- **What is expected**: What lines of the data hold the string "SiII"? Pull each one out.

──────── Information provided

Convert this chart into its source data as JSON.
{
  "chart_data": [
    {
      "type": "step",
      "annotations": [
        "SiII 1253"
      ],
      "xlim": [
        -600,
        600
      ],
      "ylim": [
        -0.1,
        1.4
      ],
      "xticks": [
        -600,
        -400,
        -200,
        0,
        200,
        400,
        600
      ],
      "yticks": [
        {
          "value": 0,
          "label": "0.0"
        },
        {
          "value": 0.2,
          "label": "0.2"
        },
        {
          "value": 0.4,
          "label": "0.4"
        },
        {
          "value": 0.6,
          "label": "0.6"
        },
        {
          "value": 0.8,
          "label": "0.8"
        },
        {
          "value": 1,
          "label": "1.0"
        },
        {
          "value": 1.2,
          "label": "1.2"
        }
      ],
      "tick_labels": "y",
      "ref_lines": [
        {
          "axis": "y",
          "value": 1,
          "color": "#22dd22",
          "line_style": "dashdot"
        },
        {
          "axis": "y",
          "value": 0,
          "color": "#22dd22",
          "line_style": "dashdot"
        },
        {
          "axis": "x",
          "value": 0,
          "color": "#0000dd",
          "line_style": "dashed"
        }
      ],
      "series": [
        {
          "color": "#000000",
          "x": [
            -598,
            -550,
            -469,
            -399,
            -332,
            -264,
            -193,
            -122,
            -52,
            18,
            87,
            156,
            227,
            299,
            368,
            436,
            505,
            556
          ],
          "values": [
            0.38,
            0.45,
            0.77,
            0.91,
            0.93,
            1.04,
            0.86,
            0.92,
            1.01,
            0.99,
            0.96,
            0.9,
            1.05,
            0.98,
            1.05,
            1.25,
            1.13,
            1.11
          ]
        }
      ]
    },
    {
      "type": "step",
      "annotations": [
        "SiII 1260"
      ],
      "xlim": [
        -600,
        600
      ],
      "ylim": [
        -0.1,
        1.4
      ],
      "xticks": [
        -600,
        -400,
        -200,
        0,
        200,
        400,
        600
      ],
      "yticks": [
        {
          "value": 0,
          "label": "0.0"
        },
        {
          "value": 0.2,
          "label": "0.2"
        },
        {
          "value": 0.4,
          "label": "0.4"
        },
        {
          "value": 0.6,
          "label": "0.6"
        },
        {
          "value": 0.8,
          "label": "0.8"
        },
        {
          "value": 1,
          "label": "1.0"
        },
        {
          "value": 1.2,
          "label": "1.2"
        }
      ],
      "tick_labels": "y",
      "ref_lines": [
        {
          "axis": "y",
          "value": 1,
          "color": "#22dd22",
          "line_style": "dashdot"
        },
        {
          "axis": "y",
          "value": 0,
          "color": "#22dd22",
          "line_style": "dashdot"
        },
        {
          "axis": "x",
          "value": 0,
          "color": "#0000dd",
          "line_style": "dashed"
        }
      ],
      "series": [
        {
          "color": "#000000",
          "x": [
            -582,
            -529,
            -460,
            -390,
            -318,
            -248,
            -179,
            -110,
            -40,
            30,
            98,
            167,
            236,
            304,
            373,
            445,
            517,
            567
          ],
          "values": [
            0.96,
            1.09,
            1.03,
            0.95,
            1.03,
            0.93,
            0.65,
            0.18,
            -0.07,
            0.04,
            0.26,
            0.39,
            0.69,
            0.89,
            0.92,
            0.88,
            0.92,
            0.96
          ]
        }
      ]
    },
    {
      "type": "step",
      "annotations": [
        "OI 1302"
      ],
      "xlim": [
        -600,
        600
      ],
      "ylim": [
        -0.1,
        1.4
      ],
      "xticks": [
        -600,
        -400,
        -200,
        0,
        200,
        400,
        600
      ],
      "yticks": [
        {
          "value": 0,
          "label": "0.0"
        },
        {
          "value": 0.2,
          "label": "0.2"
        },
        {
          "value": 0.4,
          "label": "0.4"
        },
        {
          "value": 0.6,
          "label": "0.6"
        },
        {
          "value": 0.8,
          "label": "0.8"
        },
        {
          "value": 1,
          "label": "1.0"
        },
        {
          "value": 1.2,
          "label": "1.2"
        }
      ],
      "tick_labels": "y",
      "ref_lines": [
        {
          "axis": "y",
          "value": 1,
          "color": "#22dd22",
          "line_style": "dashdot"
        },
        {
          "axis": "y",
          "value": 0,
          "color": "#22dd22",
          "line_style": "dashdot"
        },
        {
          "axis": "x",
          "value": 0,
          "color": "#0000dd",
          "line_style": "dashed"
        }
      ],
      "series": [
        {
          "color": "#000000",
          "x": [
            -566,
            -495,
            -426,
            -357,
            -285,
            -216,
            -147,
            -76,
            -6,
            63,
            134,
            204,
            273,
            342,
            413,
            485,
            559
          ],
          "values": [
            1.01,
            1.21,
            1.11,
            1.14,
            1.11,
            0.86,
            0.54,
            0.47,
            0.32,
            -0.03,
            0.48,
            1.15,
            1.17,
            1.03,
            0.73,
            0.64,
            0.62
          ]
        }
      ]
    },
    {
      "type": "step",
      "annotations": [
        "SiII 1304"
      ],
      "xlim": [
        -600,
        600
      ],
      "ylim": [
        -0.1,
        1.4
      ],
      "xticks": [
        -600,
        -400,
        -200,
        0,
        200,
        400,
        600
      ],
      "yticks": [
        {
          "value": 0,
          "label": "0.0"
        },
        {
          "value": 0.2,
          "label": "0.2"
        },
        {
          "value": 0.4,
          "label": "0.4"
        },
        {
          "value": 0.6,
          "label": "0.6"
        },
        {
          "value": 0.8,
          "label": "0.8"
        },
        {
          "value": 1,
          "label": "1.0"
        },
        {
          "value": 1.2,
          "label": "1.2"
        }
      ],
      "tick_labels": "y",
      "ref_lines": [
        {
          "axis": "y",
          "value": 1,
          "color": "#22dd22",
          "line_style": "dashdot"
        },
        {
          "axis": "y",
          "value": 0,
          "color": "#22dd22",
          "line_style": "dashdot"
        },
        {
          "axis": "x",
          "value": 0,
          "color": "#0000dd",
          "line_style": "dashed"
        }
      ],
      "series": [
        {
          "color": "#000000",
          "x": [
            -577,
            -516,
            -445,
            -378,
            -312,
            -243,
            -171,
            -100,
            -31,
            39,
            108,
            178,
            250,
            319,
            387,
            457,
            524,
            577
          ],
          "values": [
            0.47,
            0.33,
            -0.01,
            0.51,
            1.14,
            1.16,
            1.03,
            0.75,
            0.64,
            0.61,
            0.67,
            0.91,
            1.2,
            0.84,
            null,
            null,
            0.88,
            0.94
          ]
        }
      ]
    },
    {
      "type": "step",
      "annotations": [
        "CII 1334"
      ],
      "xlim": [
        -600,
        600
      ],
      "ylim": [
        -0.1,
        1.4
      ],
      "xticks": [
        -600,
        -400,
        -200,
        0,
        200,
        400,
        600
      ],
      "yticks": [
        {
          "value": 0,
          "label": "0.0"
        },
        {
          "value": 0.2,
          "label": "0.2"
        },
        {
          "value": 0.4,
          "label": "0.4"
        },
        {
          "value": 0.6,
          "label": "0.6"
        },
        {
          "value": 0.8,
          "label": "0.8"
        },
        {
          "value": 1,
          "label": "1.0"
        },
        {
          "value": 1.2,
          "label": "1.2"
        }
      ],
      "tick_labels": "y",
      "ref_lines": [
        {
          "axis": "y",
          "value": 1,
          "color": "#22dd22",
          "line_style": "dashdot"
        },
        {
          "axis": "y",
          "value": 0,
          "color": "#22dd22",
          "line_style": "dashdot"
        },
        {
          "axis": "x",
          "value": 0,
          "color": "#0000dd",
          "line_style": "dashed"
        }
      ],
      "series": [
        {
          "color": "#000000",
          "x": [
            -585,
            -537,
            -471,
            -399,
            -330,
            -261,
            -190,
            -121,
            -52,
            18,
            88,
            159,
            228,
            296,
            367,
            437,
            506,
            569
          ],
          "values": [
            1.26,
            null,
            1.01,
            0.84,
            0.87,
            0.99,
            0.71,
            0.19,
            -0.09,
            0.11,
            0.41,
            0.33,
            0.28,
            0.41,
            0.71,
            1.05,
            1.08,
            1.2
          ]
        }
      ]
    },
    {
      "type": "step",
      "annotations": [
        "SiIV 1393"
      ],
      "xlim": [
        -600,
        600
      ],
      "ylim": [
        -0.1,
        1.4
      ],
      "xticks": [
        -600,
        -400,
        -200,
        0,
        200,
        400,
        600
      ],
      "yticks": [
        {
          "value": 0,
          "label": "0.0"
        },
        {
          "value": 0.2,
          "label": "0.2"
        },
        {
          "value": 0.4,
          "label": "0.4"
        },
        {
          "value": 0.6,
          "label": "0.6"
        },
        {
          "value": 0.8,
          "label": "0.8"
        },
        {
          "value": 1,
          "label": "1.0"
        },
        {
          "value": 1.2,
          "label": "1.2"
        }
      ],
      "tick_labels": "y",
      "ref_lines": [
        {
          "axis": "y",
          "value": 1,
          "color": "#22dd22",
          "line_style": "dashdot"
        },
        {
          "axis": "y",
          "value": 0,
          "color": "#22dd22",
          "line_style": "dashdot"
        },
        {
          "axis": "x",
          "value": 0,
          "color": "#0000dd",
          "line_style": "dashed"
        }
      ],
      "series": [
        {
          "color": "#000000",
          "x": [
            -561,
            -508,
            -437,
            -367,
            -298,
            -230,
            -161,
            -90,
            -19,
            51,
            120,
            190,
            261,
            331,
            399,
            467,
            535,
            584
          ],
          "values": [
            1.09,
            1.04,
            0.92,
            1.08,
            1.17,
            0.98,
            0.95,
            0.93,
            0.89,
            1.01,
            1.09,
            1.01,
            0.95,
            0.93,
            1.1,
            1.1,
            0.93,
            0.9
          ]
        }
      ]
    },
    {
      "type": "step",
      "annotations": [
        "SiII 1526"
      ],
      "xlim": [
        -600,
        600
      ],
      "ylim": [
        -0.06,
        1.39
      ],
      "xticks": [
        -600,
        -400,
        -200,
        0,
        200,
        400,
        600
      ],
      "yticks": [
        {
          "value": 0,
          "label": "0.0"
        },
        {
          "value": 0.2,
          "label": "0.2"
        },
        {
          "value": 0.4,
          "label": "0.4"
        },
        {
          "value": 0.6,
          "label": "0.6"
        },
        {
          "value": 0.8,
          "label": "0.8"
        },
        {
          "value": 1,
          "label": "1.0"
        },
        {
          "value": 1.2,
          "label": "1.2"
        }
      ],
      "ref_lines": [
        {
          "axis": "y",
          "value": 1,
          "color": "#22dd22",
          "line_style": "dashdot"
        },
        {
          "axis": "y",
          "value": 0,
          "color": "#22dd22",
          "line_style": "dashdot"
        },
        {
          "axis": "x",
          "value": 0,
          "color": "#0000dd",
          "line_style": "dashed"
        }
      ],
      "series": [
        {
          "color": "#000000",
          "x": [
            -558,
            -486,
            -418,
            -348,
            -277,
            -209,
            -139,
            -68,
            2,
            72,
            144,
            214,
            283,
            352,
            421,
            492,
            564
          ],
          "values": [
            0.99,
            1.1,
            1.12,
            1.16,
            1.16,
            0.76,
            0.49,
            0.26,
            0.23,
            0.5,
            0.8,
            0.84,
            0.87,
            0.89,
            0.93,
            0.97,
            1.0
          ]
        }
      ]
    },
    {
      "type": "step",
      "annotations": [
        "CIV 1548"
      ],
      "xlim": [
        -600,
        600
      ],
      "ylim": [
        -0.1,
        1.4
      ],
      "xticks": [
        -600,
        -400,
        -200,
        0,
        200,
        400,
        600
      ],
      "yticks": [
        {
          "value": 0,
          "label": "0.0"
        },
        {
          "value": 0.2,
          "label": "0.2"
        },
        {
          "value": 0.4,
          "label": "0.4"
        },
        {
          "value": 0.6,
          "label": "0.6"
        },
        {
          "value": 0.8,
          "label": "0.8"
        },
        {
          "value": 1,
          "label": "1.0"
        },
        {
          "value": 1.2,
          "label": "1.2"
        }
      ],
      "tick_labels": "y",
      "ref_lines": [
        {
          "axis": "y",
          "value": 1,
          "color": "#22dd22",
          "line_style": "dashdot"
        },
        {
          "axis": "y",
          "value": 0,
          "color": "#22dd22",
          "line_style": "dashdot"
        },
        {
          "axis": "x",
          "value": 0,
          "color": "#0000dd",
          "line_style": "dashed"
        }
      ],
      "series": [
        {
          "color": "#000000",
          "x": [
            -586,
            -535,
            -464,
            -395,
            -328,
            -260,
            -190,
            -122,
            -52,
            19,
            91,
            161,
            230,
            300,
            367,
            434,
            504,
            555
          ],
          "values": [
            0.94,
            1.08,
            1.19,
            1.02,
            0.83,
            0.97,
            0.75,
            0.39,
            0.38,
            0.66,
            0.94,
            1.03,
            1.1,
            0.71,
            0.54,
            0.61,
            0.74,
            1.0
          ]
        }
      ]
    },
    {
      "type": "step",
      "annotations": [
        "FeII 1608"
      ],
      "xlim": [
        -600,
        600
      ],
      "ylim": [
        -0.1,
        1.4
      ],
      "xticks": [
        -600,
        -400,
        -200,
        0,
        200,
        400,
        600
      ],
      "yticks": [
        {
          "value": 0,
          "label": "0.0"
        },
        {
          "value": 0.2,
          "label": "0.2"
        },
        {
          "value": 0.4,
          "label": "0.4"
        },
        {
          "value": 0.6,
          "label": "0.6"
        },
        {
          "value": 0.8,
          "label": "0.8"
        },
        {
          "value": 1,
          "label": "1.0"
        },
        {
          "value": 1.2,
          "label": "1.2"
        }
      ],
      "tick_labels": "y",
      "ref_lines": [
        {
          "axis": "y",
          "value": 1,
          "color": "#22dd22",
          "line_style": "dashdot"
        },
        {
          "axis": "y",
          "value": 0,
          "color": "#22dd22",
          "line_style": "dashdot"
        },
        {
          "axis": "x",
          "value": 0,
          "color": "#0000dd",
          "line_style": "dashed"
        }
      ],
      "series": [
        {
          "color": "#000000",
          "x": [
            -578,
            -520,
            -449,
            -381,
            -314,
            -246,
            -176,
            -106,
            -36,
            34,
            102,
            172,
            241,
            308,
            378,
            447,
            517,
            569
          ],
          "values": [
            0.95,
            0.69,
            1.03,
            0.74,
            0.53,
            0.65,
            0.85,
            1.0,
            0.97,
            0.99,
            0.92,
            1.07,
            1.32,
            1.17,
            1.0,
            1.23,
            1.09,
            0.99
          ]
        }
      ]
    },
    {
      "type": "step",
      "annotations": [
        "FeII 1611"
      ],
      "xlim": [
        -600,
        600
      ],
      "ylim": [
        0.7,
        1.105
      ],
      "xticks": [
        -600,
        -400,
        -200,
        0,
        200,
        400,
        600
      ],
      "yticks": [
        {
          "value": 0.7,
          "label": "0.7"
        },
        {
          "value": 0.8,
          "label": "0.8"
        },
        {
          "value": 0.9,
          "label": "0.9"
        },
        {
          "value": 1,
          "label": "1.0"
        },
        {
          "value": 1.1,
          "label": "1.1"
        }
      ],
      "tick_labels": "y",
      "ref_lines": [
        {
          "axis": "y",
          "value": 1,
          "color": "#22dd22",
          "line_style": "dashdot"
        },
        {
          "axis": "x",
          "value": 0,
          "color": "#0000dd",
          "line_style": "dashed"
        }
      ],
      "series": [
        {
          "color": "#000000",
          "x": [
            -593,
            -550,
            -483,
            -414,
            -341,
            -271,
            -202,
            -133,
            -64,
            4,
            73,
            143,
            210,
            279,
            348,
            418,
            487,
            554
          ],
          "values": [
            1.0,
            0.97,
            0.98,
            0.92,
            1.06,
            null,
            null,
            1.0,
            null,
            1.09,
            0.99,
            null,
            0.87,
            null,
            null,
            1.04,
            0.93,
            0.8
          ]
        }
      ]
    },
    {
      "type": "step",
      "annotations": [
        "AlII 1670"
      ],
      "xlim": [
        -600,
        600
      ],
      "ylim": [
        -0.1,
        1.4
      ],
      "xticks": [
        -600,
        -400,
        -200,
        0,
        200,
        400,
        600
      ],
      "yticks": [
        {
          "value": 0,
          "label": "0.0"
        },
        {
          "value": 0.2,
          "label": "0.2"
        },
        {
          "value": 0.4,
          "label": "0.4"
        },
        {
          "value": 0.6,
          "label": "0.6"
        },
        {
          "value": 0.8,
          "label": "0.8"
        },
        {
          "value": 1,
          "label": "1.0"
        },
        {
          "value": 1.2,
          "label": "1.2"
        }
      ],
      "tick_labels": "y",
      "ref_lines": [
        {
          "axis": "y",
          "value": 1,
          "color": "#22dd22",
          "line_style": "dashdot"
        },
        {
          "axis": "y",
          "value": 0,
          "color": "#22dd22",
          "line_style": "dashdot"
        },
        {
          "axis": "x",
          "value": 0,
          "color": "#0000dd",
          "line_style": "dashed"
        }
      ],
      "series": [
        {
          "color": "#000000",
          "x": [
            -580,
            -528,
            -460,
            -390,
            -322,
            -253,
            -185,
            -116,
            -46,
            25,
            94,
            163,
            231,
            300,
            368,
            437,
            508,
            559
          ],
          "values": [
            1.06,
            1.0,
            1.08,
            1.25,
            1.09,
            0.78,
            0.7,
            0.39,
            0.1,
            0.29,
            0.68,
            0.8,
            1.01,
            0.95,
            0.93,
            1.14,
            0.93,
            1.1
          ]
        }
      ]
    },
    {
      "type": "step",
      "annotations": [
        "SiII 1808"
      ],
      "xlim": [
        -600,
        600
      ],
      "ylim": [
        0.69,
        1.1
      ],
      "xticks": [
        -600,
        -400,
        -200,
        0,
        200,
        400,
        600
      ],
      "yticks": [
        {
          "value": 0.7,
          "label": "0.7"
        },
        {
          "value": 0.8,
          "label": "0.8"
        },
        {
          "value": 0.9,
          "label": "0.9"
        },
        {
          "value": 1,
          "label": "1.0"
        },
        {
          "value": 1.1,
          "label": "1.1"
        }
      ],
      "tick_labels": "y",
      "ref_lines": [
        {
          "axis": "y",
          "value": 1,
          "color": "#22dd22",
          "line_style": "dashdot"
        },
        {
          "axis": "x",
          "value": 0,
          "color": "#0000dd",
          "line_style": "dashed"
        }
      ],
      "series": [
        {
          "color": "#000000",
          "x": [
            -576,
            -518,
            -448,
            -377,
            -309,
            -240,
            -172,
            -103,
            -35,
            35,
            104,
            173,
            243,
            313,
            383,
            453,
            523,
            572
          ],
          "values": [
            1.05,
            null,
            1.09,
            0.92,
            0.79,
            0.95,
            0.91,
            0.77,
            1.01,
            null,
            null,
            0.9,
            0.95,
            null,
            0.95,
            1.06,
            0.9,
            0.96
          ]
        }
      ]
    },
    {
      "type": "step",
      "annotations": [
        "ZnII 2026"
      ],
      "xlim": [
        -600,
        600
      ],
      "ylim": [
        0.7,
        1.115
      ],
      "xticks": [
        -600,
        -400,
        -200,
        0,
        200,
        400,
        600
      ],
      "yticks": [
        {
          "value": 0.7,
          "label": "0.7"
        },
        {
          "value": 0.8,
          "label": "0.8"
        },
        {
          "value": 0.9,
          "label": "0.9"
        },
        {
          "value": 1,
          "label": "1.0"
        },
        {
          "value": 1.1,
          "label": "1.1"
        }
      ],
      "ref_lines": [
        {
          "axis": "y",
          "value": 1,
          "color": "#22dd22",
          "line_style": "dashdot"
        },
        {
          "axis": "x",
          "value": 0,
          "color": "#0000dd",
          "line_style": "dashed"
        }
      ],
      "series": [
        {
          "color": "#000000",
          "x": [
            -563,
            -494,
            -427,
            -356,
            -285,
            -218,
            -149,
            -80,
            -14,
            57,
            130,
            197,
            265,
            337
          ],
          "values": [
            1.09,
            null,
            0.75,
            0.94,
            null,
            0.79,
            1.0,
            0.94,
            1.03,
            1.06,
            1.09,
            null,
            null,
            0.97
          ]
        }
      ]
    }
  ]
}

────────────────

- **Answer below**:
        "SiII 1253"
        "SiII 1260"
        "SiII 1304"
        "SiII 1526"
        "SiII 1808"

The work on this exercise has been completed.